* _What the exercise asks_
Copy every one of the lines below word for word, and leave the pictures out of your copy.

* _Raw records_
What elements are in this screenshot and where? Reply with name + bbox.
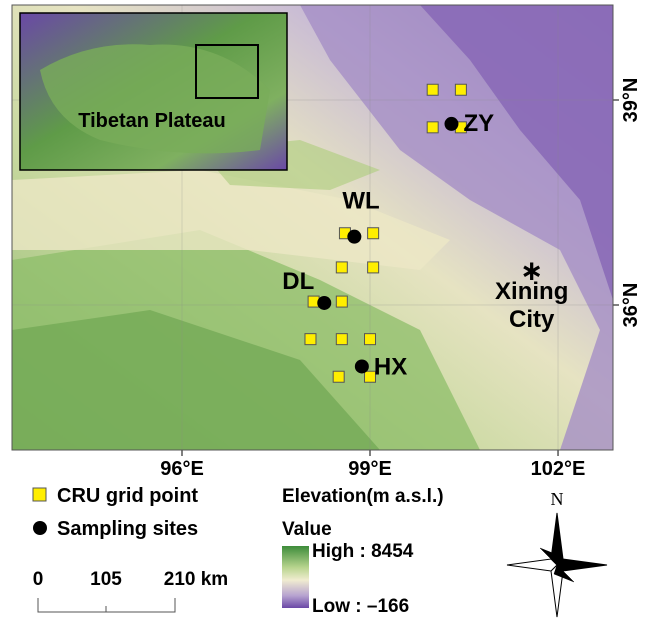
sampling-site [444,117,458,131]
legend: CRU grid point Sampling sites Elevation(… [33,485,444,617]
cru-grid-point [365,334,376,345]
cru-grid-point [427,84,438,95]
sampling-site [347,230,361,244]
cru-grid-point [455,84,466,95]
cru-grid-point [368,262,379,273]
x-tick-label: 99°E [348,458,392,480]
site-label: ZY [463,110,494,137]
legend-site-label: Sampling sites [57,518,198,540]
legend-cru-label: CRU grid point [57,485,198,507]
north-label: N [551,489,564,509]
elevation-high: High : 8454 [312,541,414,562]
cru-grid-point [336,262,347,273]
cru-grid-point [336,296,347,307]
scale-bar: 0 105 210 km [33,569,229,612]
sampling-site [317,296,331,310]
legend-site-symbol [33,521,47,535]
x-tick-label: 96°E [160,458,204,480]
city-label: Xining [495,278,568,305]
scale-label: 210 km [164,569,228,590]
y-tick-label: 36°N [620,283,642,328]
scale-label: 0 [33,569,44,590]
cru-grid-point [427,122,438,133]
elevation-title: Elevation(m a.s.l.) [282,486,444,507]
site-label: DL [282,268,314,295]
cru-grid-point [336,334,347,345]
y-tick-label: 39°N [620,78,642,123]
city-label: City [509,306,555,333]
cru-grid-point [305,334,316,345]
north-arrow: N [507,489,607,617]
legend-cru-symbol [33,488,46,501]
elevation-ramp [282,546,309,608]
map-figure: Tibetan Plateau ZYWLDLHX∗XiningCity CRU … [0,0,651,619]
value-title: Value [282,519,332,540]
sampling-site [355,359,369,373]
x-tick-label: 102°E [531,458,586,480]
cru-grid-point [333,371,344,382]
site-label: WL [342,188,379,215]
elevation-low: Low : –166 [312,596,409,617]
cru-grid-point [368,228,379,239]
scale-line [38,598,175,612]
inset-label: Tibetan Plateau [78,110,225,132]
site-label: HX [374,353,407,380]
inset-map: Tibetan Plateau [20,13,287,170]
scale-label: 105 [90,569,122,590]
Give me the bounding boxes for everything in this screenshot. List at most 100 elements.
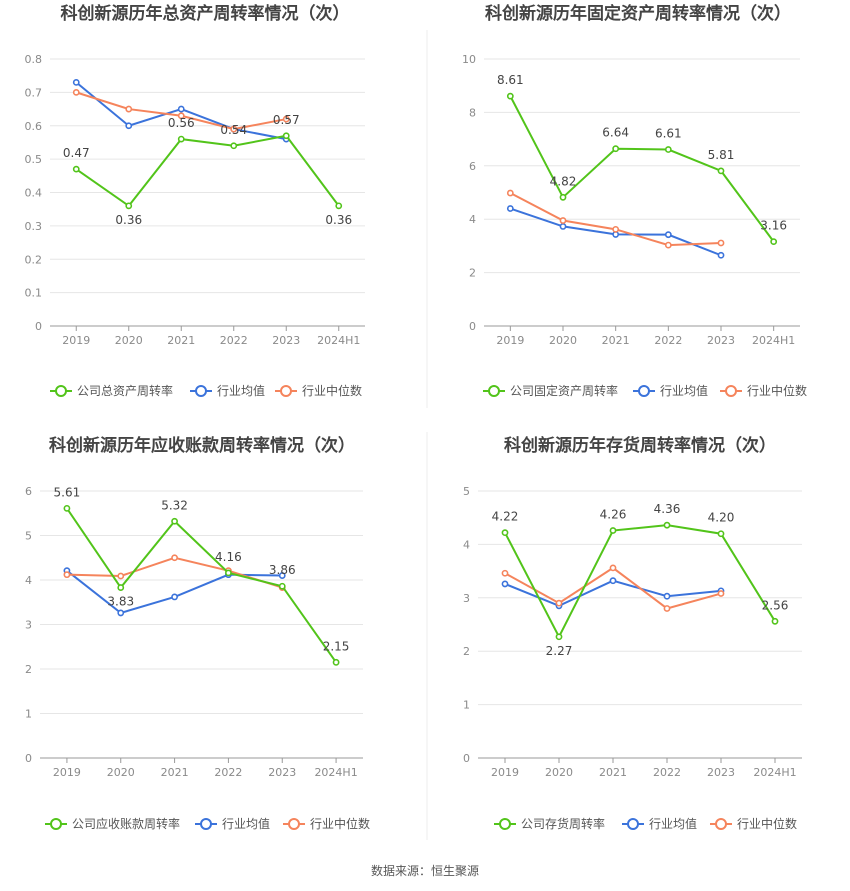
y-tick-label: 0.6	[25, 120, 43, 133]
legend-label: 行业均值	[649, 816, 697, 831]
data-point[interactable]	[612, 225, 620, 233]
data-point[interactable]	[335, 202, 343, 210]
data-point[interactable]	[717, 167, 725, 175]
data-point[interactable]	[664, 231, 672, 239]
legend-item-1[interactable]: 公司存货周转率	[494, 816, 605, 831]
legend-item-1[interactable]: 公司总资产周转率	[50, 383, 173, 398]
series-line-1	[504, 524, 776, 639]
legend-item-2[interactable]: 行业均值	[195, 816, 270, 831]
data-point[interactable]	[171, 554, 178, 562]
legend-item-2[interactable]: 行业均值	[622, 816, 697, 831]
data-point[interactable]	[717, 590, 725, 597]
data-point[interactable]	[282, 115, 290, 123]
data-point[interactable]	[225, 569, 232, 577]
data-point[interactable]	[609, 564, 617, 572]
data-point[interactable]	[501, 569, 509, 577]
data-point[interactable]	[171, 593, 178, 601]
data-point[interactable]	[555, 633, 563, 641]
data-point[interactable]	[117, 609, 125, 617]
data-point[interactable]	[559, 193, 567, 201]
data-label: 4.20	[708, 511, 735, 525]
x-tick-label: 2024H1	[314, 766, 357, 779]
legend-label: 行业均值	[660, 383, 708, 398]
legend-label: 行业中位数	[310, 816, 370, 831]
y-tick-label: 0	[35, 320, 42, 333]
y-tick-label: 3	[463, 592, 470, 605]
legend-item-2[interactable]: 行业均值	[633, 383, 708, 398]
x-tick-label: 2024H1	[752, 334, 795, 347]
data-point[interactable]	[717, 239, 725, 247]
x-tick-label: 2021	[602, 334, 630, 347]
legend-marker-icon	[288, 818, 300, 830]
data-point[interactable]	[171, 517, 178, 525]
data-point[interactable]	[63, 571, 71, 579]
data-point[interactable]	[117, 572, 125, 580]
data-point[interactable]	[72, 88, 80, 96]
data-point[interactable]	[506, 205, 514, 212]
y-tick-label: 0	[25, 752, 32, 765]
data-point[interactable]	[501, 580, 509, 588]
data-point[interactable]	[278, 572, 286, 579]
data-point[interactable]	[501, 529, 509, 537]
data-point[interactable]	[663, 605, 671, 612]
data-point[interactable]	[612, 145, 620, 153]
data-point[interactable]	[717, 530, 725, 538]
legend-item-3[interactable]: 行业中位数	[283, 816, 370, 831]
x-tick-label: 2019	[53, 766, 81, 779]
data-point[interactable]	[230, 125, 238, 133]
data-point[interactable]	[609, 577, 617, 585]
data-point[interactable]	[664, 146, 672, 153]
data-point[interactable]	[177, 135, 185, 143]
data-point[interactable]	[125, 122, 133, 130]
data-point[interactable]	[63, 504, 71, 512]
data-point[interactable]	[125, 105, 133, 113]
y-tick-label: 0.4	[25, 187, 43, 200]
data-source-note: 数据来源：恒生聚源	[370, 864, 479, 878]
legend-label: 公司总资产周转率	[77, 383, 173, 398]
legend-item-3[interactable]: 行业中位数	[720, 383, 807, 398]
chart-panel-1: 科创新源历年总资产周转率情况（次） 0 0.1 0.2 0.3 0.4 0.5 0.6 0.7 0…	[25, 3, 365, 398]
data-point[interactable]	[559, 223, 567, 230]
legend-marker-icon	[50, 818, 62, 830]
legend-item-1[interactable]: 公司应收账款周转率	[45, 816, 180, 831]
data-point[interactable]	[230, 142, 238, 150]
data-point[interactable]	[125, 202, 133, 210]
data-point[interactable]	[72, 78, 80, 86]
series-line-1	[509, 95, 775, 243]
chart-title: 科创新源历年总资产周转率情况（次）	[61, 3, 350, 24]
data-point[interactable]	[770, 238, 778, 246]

* _Exercise result_
What elements are in this screenshot and where? Reply with name + bbox.
sampling-site [444,117,458,131]
legend: CRU grid point Sampling sites Elevation(… [33,485,444,617]
cru-grid-point [365,334,376,345]
cru-grid-point [427,84,438,95]
sampling-site [347,230,361,244]
cru-grid-point [455,84,466,95]
cru-grid-point [368,262,379,273]
x-tick-label: 99°E [348,458,392,480]
site-label: ZY [463,110,494,137]
legend-site-label: Sampling sites [57,518,198,540]
legend-cru-label: CRU grid point [57,485,198,507]
north-label: N [551,489,564,509]
elevation-high: High : 8454 [312,541,414,562]
cru-grid-point [336,262,347,273]
cru-grid-point [336,296,347,307]
scale-bar: 0 105 210 km [33,569,229,612]
sampling-site [317,296,331,310]
legend-site-symbol [33,521,47,535]
x-tick-label: 96°E [160,458,204,480]
city-label: Xining [495,278,568,305]
scale-label: 210 km [164,569,228,590]
y-tick-label: 36°N [620,283,642,328]
scale-label: 0 [33,569,44,590]
cru-grid-point [427,122,438,133]
elevation-title: Elevation(m a.s.l.) [282,486,444,507]
site-label: DL [282,268,314,295]
cru-grid-point [336,334,347,345]
y-tick-label: 39°N [620,78,642,123]
city-label: City [509,306,555,333]
cru-grid-point [305,334,316,345]
north-arrow: N [507,489,607,617]
legend-cru-symbol [33,488,46,501]
elevation-ramp [282,546,309,608]
map-figure: Tibetan Plateau ZYWLDLHX∗XiningCity CRU … [0,0,651,619]
value-title: Value [282,519,332,540]
sampling-site [355,359,369,373]
x-tick-label: 102°E [531,458,586,480]
cru-grid-point [333,371,344,382]
site-label: WL [342,188,379,215]
elevation-low: Low : –166 [312,596,409,617]
cru-grid-point [368,228,379,239]
scale-line [38,598,175,612]
inset-label: Tibetan Plateau [78,110,225,132]
site-label: HX [374,353,407,380]
inset-map: Tibetan Plateau [20,13,287,170]
scale-label: 105 [90,569,122,590]
Give me the bounding boxes for everything in this screenshot. List at most 100 elements.
y-tick-label: 0.6	[25, 120, 43, 133]
legend-label: 行业均值	[649, 816, 697, 831]
data-point[interactable]	[612, 225, 620, 233]
data-point[interactable]	[335, 202, 343, 210]
data-point[interactable]	[717, 167, 725, 175]
data-point[interactable]	[664, 231, 672, 239]
legend-item-1[interactable]: 公司存货周转率	[494, 816, 605, 831]
legend-item-1[interactable]: 公司总资产周转率	[50, 383, 173, 398]
series-line-1	[504, 524, 776, 639]
legend-item-2[interactable]: 行业均值	[195, 816, 270, 831]
data-point[interactable]	[171, 554, 178, 562]
legend-item-2[interactable]: 行业均值	[622, 816, 697, 831]
data-point[interactable]	[717, 590, 725, 597]
data-point[interactable]	[282, 115, 290, 123]
data-point[interactable]	[225, 569, 232, 577]
data-point[interactable]	[609, 564, 617, 572]
data-point[interactable]	[501, 569, 509, 577]
data-point[interactable]	[171, 593, 178, 601]
data-point[interactable]	[555, 633, 563, 641]
data-point[interactable]	[117, 609, 125, 617]
data-point[interactable]	[559, 193, 567, 201]
data-label: 4.20	[708, 511, 735, 525]
x-tick-label: 2024H1	[314, 766, 357, 779]
legend-label: 行业均值	[660, 383, 708, 398]
legend-label: 行业中位数	[310, 816, 370, 831]
y-tick-label: 0	[35, 320, 42, 333]
y-tick-label: 3	[463, 592, 470, 605]
legend-item-2[interactable]: 行业均值	[633, 383, 708, 398]
x-tick-label: 2024H1	[752, 334, 795, 347]
data-point[interactable]	[717, 239, 725, 247]
x-tick-label: 2021	[602, 334, 630, 347]
legend-marker-icon	[288, 818, 300, 830]
data-point[interactable]	[171, 517, 178, 525]
data-point[interactable]	[63, 571, 71, 579]
data-point[interactable]	[117, 572, 125, 580]
data-point[interactable]	[72, 88, 80, 96]
data-point[interactable]	[506, 205, 514, 212]
y-tick-label: 0	[25, 752, 32, 765]
data-point[interactable]	[501, 580, 509, 588]
data-point[interactable]	[278, 572, 286, 579]
data-point[interactable]	[501, 529, 509, 537]
data-point[interactable]	[663, 605, 671, 612]
data-point[interactable]	[612, 145, 620, 153]
data-point[interactable]	[717, 530, 725, 538]
legend-item-3[interactable]: 行业中位数	[283, 816, 370, 831]
x-tick-label: 2019	[53, 766, 81, 779]
data-point[interactable]	[230, 125, 238, 133]
data-point[interactable]	[609, 577, 617, 585]
data-point[interactable]	[664, 146, 672, 153]
data-point[interactable]	[177, 135, 185, 143]
data-point[interactable]	[125, 122, 133, 130]
data-point[interactable]	[63, 504, 71, 512]
data-point[interactable]	[125, 105, 133, 113]
y-tick-label: 0.4	[25, 187, 43, 200]
data-source-note: 数据来源：恒生聚源	[370, 864, 479, 878]
legend-label: 公司总资产周转率	[77, 383, 173, 398]
legend-item-3[interactable]: 行业中位数	[720, 383, 807, 398]
chart-panel-1: 科创新源历年总资产周转率情况（次） 0 0.1 0.2 0.3 0.4 0.5 0.6 0.7 0…	[25, 3, 365, 398]
data-point[interactable]	[559, 223, 567, 230]
legend-marker-icon	[50, 818, 62, 830]
legend-item-1[interactable]: 公司应收账款周转率	[45, 816, 180, 831]
data-point[interactable]	[230, 142, 238, 150]
data-point[interactable]	[125, 202, 133, 210]
data-point[interactable]	[72, 78, 80, 86]
series-line-1	[509, 95, 775, 243]
chart-title: 科创新源历年总资产周转率情况（次）	[61, 3, 350, 24]
data-point[interactable]	[770, 238, 778, 246]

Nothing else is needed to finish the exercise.